Begin

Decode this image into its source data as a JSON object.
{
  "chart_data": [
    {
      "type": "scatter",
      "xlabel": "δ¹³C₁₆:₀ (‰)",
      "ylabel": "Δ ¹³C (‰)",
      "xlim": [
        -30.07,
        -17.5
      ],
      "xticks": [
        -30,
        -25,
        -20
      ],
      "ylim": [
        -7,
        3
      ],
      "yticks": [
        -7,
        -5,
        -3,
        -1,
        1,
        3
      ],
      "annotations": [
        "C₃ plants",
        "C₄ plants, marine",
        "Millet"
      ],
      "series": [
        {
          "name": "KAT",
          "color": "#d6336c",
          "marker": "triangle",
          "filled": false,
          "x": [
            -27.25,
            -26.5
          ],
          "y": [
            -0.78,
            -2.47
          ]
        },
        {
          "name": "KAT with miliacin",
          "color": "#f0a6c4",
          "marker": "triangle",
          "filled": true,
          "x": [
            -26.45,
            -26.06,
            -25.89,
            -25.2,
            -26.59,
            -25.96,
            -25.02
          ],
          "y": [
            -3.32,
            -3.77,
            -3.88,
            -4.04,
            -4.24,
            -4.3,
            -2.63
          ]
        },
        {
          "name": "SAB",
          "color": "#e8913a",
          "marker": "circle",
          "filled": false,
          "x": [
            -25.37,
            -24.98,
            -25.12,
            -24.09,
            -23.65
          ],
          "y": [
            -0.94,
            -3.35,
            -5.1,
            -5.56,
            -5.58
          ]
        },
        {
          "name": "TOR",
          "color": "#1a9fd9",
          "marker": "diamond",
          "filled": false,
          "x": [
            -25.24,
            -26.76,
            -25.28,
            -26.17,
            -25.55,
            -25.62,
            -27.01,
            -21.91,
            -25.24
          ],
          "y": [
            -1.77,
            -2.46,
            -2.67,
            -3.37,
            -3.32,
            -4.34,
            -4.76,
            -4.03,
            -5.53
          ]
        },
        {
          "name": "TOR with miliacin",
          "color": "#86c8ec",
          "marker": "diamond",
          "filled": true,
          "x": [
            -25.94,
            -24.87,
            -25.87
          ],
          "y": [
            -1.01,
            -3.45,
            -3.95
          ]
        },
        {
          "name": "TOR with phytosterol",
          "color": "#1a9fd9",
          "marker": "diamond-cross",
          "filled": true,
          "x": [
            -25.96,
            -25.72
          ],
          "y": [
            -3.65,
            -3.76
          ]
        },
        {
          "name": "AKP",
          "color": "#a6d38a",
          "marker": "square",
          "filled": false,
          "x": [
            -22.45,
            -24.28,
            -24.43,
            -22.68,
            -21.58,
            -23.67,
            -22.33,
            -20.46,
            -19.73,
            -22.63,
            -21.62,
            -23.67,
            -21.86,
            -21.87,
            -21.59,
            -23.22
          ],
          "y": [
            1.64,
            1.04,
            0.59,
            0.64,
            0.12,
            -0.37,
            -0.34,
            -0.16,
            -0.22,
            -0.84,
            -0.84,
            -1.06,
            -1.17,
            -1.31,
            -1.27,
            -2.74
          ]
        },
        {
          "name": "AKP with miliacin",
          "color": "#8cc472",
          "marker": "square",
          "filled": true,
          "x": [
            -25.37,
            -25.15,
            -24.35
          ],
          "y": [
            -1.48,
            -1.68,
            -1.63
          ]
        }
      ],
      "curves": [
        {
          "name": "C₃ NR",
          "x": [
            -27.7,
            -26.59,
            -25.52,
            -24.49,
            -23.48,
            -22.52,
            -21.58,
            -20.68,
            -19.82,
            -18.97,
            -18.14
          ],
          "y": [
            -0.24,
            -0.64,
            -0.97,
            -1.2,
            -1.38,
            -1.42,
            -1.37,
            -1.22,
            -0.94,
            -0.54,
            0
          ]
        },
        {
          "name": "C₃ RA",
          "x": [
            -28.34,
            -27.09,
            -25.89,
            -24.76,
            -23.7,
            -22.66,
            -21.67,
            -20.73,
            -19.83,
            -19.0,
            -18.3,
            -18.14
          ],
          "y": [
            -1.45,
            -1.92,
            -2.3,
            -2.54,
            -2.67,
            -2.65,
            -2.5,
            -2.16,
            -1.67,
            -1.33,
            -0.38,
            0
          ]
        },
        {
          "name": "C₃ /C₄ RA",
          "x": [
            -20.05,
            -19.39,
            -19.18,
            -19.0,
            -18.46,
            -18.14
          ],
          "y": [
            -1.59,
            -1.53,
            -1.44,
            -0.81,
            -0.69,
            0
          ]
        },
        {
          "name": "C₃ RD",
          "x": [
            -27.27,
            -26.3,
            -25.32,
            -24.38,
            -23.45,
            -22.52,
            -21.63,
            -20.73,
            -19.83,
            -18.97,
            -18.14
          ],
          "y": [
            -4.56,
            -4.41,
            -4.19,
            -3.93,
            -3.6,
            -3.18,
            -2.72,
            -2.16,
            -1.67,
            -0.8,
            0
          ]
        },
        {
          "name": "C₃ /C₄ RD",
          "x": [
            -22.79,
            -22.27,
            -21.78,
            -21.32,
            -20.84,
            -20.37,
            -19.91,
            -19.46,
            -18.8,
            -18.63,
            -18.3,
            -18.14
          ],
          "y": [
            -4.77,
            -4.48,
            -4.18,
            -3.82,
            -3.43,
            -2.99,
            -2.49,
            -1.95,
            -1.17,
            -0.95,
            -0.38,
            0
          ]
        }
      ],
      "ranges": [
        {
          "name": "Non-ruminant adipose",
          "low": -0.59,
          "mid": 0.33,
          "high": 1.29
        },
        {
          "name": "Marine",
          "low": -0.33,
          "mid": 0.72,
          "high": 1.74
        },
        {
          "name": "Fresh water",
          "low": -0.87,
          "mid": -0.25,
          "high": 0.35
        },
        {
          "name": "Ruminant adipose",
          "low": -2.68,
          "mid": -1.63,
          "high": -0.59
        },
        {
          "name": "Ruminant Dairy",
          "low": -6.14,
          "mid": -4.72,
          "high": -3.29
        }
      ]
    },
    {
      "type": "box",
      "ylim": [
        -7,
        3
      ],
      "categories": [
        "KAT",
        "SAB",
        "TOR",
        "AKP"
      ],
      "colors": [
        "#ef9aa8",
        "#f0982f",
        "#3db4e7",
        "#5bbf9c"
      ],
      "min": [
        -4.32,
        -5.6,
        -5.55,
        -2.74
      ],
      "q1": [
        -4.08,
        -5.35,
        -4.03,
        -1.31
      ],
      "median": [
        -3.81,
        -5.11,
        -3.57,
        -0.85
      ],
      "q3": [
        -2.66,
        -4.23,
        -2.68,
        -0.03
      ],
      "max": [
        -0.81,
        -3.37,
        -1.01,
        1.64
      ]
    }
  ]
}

End

Exactly reproduce every record.

Decode this image into its source data as a JSON object.
{
  "chart_data": [
    {
      "type": "scatter",
      "xlabel": "δ¹³C₁₆:₀ (‰)",
      "ylabel": "Δ ¹³C (‰)",
      "xlim": [
        -30.07,
        -17.5
      ],
      "xticks": [
        -30,
        -25,
        -20
      ],
      "ylim": [
        -7,
        3
      ],
      "yticks": [
        -7,
        -5,
        -3,
        -1,
        1,
        3
      ],
      "annotations": [
        "C₃ plants",
        "C₄ plants, marine",
        "Millet"
      ],
      "series": [
        {
          "name": "KAT",
          "color": "#d6336c",
          "marker": "triangle",
          "filled": false,
          "x": [
            -27.25,
            -26.5
          ],
          "y": [
            -0.78,
            -2.47
          ]
        },
        {
          "name": "KAT with miliacin",
          "color": "#f0a6c4",
          "marker": "triangle",
          "filled": true,
          "x": [
            -26.45,
            -26.06,
            -25.89,
            -25.2,
            -26.59,
            -25.96,
            -25.02
          ],
          "y": [
            -3.32,
            -3.77,
            -3.88,
            -4.04,
            -4.24,
            -4.3,
            -2.63
          ]
        },
        {
          "name": "SAB",
          "color": "#e8913a",
          "marker": "circle",
          "filled": false,
          "x": [
            -25.37,
            -24.98,
            -25.12,
            -24.09,
            -23.65
          ],
          "y": [
            -0.94,
            -3.35,
            -5.1,
            -5.56,
            -5.58
          ]
        },
        {
          "name": "TOR",
          "color": "#1a9fd9",
          "marker": "diamond",
          "filled": false,
          "x": [
            -25.24,
            -26.76,
            -25.28,
            -26.17,
            -25.55,
            -25.62,
            -27.01,
            -21.91,
            -25.24
          ],
          "y": [
            -1.77,
            -2.46,
            -2.67,
            -3.37,
            -3.32,
            -4.34,
            -4.76,
            -4.03,
            -5.53
          ]
        },
        {
          "name": "TOR with miliacin",
          "color": "#86c8ec",
          "marker": "diamond",
          "filled": true,
          "x": [
            -25.94,
            -24.87,
            -25.87
          ],
          "y": [
            -1.01,
            -3.45,
            -3.95
          ]
        },
        {
          "name": "TOR with phytosterol",
          "color": "#1a9fd9",
          "marker": "diamond-cross",
          "filled": true,
          "x": [
            -25.96,
            -25.72
          ],
          "y": [
            -3.65,
            -3.76
          ]
        },
        {
          "name": "AKP",
          "color": "#a6d38a",
          "marker": "square",
          "filled": false,
          "x": [
            -22.45,
            -24.28,
            -24.43,
            -22.68,
            -21.58,
            -23.67,
            -22.33,
            -20.46,
            -19.73,
            -22.63,
            -21.62,
            -23.67,
            -21.86,
            -21.87,
            -21.59,
            -23.22
          ],
          "y": [
            1.64,
            1.04,
            0.59,
            0.64,
            0.12,
            -0.37,
            -0.34,
            -0.16,
            -0.22,
            -0.84,
            -0.84,
            -1.06,
            -1.17,
            -1.31,
            -1.27,
            -2.74
          ]
        },
        {
          "name": "AKP with miliacin",
          "color": "#8cc472",
          "marker": "square",
          "filled": true,
          "x": [
            -25.37,
            -25.15,
            -24.35
          ],
          "y": [
            -1.48,
            -1.68,
            -1.63
          ]
        }
      ],
      "curves": [
        {
          "name": "C₃ NR",
          "x": [
            -27.7,
            -26.59,
            -25.52,
            -24.49,
            -23.48,
            -22.52,
            -21.58,
            -20.68,
            -19.82,
            -18.97,
            -18.14
          ],
          "y": [
            -0.24,
            -0.64,
            -0.97,
            -1.2,
            -1.38,
            -1.42,
            -1.37,
            -1.22,
            -0.94,
            -0.54,
            0
          ]
        },
        {
          "name": "C₃ RA",
          "x": [
            -28.34,
            -27.09,
            -25.89,
            -24.76,
            -23.7,
            -22.66,
            -21.67,
            -20.73,
            -19.83,
            -19.0,
            -18.3,
            -18.14
          ],
          "y": [
            -1.45,
            -1.92,
            -2.3,
            -2.54,
            -2.67,
            -2.65,
            -2.5,
            -2.16,
            -1.67,
            -1.33,
            -0.38,
            0
          ]
        },
        {
          "name": "C₃ /C₄ RA",
          "x": [
            -20.05,
            -19.39,
            -19.18,
            -19.0,
            -18.46,
            -18.14
          ],
          "y": [
            -1.59,
            -1.53,
            -1.44,
            -0.81,
            -0.69,
            0
          ]
        },
        {
          "name": "C₃ RD",
          "x": [
            -27.27,
            -26.3,
            -25.32,
            -24.38,
            -23.45,
            -22.52,
            -21.63,
            -20.73,
            -19.83,
            -18.97,
            -18.14
          ],
          "y": [
            -4.56,
            -4.41,
            -4.19,
            -3.93,
            -3.6,
            -3.18,
            -2.72,
            -2.16,
            -1.67,
            -0.8,
            0
          ]
        },
        {
          "name": "C₃ /C₄ RD",
          "x": [
            -22.79,
            -22.27,
            -21.78,
            -21.32,
            -20.84,
            -20.37,
            -19.91,
            -19.46,
            -18.8,
            -18.63,
            -18.3,
            -18.14
          ],
          "y": [
            -4.77,
            -4.48,
            -4.18,
            -3.82,
            -3.43,
            -2.99,
            -2.49,
            -1.95,
            -1.17,
            -0.95,
            -0.38,
            0
          ]
        }
      ],
      "ranges": [
        {
          "name": "Non-ruminant adipose",
          "low": -0.59,
          "mid": 0.33,
          "high": 1.29
        },
        {
          "name": "Marine",
          "low": -0.33,
          "mid": 0.72,
          "high": 1.74
        },
        {
          "name": "Fresh water",
          "low": -0.87,
          "mid": -0.25,
          "high": 0.35
        },
        {
          "name": "Ruminant adipose",
          "low": -2.68,
          "mid": -1.63,
          "high": -0.59
        },
        {
          "name": "Ruminant Dairy",
          "low": -6.14,
          "mid": -4.72,
          "high": -3.29
        }
      ]
    },
    {
      "type": "box",
      "ylim": [
        -7,
        3
      ],
      "categories": [
        "KAT",
        "SAB",
        "TOR",
        "AKP"
      ],
      "colors": [
        "#ef9aa8",
        "#f0982f",
        "#3db4e7",
        "#5bbf9c"
      ],
      "min": [
        -4.32,
        -5.6,
        -5.55,
        -2.74
      ],
      "q1": [
        -4.08,
        -5.35,
        -4.03,
        -1.31
      ],
      "median": [
        -3.81,
        -5.11,
        -3.57,
        -0.85
      ],
      "q3": [
        -2.66,
        -4.23,
        -2.68,
        -0.03
      ],
      "max": [
        -0.81,
        -3.37,
        -1.01,
        1.64
      ]
    }
  ]
}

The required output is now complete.